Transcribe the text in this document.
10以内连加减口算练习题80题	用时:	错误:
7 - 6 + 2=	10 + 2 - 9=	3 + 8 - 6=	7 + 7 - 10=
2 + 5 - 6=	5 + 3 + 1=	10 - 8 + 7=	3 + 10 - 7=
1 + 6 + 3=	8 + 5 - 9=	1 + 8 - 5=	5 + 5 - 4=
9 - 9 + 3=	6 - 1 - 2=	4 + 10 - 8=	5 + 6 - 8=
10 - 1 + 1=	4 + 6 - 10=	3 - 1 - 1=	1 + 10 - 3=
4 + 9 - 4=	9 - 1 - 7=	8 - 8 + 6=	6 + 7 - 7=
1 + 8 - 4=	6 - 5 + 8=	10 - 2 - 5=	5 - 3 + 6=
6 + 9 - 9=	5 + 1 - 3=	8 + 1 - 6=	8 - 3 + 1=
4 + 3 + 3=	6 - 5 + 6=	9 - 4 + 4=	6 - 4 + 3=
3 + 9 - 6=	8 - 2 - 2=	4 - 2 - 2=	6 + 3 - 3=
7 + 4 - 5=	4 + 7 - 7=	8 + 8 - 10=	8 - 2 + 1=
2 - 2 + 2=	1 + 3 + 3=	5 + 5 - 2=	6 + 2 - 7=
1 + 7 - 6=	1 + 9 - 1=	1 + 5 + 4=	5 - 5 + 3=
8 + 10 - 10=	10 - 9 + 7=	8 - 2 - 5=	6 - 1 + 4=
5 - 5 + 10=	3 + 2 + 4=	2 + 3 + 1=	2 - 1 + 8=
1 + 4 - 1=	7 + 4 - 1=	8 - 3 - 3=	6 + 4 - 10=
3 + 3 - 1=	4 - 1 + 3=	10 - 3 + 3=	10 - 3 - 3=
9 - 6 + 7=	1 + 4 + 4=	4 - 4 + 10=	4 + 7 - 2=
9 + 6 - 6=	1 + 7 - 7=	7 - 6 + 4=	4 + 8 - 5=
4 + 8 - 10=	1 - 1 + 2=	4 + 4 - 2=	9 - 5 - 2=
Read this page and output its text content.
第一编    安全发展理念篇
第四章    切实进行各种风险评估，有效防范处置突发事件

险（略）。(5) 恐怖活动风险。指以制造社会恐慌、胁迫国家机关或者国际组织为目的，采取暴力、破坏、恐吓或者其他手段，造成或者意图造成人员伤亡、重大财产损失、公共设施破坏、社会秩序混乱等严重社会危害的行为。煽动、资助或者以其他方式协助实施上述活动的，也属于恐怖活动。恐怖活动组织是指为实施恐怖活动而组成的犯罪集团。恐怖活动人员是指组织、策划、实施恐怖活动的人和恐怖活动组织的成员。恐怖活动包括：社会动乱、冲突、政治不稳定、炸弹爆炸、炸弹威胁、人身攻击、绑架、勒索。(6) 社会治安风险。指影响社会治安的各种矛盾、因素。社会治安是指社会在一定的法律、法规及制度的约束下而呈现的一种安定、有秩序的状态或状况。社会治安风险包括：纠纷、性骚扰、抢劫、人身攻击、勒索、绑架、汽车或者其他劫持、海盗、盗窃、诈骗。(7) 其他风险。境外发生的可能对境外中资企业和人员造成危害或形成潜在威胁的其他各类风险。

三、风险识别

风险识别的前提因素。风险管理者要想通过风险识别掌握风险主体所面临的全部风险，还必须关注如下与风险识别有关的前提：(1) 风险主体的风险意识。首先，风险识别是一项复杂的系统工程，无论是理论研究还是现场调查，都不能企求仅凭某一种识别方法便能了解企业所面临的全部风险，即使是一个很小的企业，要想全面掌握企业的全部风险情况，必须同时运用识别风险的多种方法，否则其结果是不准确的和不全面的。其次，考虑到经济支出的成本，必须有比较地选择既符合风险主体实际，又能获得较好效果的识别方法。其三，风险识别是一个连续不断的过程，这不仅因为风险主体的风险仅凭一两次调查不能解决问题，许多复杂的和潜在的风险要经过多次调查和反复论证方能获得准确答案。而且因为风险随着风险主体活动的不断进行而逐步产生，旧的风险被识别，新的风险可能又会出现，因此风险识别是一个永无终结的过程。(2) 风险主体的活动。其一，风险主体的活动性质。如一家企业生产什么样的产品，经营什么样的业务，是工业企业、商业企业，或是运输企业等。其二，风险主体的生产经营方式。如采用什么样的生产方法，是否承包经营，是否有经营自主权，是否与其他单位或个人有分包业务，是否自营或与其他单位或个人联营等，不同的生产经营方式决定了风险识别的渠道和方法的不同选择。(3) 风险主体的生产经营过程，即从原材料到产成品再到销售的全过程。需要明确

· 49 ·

• PROMPT: Quote, without alteration, the final stretch of the entries: the line with "Read this page and output its text content." onward to the last line.

• RESULT BELOW:
Read this page and output its text content.
第一编    安全发展理念篇
第四章    切实进行各种风险评估，有效防范处置突发事件

险（略）。(5) 恐怖活动风险。指以制造社会恐慌、胁迫国家机关或者国际组织为目的，采取暴力、破坏、恐吓或者其他手段，造成或者意图造成人员伤亡、重大财产损失、公共设施破坏、社会秩序混乱等严重社会危害的行为。煽动、资助或者以其他方式协助实施上述活动的，也属于恐怖活动。恐怖活动组织是指为实施恐怖活动而组成的犯罪集团。恐怖活动人员是指组织、策划、实施恐怖活动的人和恐怖活动组织的成员。恐怖活动包括：社会动乱、冲突、政治不稳定、炸弹爆炸、炸弹威胁、人身攻击、绑架、勒索。(6) 社会治安风险。指影响社会治安的各种矛盾、因素。社会治安是指社会在一定的法律、法规及制度的约束下而呈现的一种安定、有秩序的状态或状况。社会治安风险包括：纠纷、性骚扰、抢劫、人身攻击、勒索、绑架、汽车或者其他劫持、海盗、盗窃、诈骗。(7) 其他风险。境外发生的可能对境外中资企业和人员造成危害或形成潜在威胁的其他各类风险。

三、风险识别

风险识别的前提因素。风险管理者要想通过风险识别掌握风险主体所面临的全部风险，还必须关注如下与风险识别有关的前提：(1) 风险主体的风险意识。首先，风险识别是一项复杂的系统工程，无论是理论研究还是现场调查，都不能企求仅凭某一种识别方法便能了解企业所面临的全部风险，即使是一个很小的企业，要想全面掌握企业的全部风险情况，必须同时运用识别风险的多种方法，否则其结果是不准确的和不全面的。其次，考虑到经济支出的成本，必须有比较地选择既符合风险主体实际，又能获得较好效果的识别方法。其三，风险识别是一个连续不断的过程，这不仅因为风险主体的风险仅凭一两次调查不能解决问题，许多复杂的和潜在的风险要经过多次调查和反复论证方能获得准确答案。而且因为风险随着风险主体活动的不断进行而逐步产生，旧的风险被识别，新的风险可能又会出现，因此风险识别是一个永无终结的过程。(2) 风险主体的活动。其一，风险主体的活动性质。如一家企业生产什么样的产品，经营什么样的业务，是工业企业、商业企业，或是运输企业等。其二，风险主体的生产经营方式。如采用什么样的生产方法，是否承包经营，是否有经营自主权，是否与其他单位或个人有分包业务，是否自营或与其他单位或个人联营等，不同的生产经营方式决定了风险识别的渠道和方法的不同选择。(3) 风险主体的生产经营过程，即从原材料到产成品再到销售的全过程。需要明确

· 49 ·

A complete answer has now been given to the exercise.